*LISTED ENTRIES:*
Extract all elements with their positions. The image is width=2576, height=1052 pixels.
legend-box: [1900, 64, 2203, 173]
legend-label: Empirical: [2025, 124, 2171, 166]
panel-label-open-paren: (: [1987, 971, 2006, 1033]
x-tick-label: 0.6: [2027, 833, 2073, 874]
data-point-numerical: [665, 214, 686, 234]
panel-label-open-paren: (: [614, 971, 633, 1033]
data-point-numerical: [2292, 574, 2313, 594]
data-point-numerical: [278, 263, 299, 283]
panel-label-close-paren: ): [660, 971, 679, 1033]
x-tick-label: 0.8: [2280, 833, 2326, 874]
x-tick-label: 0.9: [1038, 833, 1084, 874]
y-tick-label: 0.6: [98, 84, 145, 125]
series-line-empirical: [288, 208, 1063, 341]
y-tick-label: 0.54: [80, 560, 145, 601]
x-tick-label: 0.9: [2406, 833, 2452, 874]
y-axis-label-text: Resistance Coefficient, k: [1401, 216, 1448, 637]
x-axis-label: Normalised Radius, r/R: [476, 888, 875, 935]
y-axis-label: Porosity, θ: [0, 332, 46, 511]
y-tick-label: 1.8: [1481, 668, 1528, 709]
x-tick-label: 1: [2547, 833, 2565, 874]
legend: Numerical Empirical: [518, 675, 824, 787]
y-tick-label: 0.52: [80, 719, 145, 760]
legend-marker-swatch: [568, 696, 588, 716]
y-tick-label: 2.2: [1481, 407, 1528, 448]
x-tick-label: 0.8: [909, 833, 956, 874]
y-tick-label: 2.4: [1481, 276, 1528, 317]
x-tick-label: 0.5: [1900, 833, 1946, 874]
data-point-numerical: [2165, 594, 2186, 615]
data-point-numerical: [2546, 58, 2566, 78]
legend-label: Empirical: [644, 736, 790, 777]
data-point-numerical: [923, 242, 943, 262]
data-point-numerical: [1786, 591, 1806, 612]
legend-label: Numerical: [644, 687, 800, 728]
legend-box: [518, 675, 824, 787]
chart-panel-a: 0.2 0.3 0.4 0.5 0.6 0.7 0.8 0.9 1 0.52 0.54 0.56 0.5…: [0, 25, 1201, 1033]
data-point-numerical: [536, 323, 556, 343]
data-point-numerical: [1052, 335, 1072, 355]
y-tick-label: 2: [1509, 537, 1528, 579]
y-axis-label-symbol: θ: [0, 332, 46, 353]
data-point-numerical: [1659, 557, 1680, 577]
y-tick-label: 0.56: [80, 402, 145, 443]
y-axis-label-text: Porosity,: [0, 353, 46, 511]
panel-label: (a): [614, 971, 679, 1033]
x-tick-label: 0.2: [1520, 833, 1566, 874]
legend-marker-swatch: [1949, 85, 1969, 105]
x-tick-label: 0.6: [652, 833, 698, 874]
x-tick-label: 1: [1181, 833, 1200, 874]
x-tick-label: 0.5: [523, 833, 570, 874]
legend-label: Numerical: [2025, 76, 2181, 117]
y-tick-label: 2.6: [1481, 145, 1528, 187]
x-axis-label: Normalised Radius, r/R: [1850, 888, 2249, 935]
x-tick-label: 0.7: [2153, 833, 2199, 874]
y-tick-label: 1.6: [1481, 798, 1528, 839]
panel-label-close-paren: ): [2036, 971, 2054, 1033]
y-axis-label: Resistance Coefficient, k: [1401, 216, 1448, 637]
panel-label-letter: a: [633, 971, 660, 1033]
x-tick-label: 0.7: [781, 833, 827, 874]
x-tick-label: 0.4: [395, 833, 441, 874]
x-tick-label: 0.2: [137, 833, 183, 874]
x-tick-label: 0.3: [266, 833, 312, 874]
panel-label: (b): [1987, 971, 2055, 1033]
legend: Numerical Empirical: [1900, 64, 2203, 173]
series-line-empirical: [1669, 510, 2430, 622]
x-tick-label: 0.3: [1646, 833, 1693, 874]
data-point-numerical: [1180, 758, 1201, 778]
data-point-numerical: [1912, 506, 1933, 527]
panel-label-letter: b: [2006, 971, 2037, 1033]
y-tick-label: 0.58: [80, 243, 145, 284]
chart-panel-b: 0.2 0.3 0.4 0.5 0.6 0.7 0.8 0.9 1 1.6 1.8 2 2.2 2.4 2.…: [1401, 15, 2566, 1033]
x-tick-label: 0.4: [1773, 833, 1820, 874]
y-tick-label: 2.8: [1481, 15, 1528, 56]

*REQUEST:* Format everything from the start of the rows above down to the line containing "panel-label-open-paren: (: [614, 971, 633, 1033]" as a Markdown table with two columns, Position (the line's number in sequence) and Text (the line itself), skipping blank lines.

*ANSWER TO THIS TASK:*
| Position | Text |
|---|---|
| 1 | Extract all elements with their positions. The image is width=2576, height=1052 pixels. |
| 2 | legend-box: [1900, 64, 2203, 173] |
| 3 | legend-label: Empirical: [2025, 124, 2171, 166] |
| 4 | panel-label-open-paren: (: [1987, 971, 2006, 1033] |
| 5 | x-tick-label: 0.6: [2027, 833, 2073, 874] |
| 6 | data-point-numerical: [665, 214, 686, 234] |
| 7 | panel-label-open-paren: (: [614, 971, 633, 1033] |